-- BEGIN Material provided --
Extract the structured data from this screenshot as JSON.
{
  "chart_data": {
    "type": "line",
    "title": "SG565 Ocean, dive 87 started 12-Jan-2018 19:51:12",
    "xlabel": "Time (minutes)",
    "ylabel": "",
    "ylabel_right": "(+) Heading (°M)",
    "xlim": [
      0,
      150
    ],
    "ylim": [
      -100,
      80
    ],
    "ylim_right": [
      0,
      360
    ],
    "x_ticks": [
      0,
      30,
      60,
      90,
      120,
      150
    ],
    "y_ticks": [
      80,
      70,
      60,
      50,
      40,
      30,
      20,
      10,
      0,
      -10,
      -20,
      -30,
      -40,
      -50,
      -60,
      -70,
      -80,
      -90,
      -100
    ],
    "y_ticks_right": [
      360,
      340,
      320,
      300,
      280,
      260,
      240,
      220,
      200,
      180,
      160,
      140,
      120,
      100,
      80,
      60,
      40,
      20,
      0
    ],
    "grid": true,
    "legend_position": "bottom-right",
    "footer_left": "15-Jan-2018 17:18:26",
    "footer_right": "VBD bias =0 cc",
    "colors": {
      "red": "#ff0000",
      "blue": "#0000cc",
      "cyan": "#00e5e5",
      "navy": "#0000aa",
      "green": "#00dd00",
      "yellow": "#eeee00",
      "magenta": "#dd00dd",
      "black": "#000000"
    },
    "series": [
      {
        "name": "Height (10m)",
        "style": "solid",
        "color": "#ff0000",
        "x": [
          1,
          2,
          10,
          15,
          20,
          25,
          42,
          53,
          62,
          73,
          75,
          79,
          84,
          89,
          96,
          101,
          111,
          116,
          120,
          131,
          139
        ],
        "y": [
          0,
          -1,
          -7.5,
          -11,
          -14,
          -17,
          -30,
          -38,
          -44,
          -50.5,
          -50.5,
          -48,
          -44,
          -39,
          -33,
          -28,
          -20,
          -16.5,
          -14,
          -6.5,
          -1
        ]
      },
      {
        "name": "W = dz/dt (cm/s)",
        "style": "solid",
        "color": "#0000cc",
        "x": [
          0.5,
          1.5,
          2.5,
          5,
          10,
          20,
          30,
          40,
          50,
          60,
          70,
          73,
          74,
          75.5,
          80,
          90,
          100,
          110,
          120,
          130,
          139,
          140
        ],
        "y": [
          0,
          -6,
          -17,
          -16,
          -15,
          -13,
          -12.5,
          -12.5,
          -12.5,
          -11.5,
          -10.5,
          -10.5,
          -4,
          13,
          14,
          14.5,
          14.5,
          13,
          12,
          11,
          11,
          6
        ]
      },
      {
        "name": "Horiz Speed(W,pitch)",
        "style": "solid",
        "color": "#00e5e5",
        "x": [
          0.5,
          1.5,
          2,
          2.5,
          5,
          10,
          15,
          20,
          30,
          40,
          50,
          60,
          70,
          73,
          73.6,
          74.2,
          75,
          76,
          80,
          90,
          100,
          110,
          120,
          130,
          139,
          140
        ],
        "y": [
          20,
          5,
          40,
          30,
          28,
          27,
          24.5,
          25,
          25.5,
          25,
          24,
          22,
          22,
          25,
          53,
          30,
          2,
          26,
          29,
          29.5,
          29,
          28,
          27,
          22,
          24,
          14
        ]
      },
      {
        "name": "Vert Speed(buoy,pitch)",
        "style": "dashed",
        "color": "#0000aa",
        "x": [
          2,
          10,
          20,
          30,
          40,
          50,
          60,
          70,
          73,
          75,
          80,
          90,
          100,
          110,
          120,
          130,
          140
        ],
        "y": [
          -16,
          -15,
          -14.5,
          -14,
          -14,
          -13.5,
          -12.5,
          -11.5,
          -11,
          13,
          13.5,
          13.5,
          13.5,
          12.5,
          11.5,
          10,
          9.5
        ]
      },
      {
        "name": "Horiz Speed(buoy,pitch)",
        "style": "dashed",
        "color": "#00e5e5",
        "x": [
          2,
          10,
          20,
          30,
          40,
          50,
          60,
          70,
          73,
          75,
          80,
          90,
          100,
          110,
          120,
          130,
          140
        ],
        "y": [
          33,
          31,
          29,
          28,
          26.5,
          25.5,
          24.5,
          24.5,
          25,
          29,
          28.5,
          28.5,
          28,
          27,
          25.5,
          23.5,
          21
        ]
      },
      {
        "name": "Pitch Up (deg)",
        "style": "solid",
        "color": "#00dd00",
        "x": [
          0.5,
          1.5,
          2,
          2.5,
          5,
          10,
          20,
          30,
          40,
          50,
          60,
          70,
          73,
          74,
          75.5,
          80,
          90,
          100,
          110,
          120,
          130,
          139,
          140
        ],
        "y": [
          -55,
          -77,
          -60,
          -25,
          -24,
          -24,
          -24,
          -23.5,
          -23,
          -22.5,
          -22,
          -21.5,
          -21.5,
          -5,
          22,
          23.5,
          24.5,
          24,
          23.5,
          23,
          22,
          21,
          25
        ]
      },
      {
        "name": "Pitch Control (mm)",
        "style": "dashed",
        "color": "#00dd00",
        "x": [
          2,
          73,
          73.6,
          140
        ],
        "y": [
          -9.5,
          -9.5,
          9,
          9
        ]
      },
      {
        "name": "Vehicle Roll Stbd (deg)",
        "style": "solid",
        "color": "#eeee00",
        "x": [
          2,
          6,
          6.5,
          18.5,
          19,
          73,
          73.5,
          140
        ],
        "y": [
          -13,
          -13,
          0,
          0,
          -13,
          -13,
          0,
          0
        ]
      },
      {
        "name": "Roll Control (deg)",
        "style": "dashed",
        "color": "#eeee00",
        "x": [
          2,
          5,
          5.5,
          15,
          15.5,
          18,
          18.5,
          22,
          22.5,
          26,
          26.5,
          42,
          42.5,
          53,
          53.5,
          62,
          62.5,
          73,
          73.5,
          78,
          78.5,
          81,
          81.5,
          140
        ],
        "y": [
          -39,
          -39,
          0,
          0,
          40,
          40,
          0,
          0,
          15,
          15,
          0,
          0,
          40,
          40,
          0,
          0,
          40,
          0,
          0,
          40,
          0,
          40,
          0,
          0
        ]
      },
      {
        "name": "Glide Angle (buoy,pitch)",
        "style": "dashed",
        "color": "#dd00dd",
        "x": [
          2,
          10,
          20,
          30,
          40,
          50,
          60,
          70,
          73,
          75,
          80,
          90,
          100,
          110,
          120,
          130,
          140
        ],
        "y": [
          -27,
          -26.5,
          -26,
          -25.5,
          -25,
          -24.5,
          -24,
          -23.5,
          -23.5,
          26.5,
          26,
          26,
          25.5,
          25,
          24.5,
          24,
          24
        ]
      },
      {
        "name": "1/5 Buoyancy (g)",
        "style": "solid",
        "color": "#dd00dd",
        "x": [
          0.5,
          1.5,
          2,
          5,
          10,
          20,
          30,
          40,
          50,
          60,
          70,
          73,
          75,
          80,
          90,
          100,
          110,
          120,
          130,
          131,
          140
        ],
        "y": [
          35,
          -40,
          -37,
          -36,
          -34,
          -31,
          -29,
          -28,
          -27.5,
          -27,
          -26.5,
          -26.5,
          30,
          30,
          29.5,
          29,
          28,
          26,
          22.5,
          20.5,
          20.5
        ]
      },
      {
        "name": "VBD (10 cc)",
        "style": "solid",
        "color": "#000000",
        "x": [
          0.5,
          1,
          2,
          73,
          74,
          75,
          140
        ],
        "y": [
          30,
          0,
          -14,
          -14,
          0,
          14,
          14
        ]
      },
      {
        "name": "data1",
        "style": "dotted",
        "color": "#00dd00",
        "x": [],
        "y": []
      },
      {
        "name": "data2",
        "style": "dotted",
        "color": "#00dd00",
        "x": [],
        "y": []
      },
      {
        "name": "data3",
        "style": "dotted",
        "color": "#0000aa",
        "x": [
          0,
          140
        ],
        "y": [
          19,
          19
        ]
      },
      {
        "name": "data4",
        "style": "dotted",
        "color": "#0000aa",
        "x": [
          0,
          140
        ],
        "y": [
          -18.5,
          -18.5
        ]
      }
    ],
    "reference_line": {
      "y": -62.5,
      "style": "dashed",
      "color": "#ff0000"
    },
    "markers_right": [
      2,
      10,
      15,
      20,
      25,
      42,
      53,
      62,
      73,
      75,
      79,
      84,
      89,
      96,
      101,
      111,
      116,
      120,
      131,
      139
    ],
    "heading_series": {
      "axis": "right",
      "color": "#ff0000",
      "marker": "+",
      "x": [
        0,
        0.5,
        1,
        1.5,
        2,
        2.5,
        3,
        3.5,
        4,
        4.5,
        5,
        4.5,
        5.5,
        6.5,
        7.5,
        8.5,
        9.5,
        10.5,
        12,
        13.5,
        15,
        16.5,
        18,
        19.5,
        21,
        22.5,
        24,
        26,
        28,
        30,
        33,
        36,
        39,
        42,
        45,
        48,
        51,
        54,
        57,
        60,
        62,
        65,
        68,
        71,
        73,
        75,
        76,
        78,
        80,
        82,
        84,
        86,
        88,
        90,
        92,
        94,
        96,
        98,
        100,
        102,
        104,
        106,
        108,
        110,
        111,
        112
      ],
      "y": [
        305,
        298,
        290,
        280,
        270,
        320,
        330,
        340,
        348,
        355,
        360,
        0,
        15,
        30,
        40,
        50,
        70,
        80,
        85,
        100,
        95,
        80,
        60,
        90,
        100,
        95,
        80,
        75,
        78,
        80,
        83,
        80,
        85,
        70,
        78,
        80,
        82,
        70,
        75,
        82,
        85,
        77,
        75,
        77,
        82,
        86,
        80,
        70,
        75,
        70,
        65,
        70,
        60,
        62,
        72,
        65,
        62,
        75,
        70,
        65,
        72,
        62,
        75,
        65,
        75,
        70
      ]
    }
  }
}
-- END Material provided --
Aim: Pick out and copy every line that contains the word "Control".

Reply:
        "name": "Pitch Control (mm)",
        "name": "Roll Control (deg)",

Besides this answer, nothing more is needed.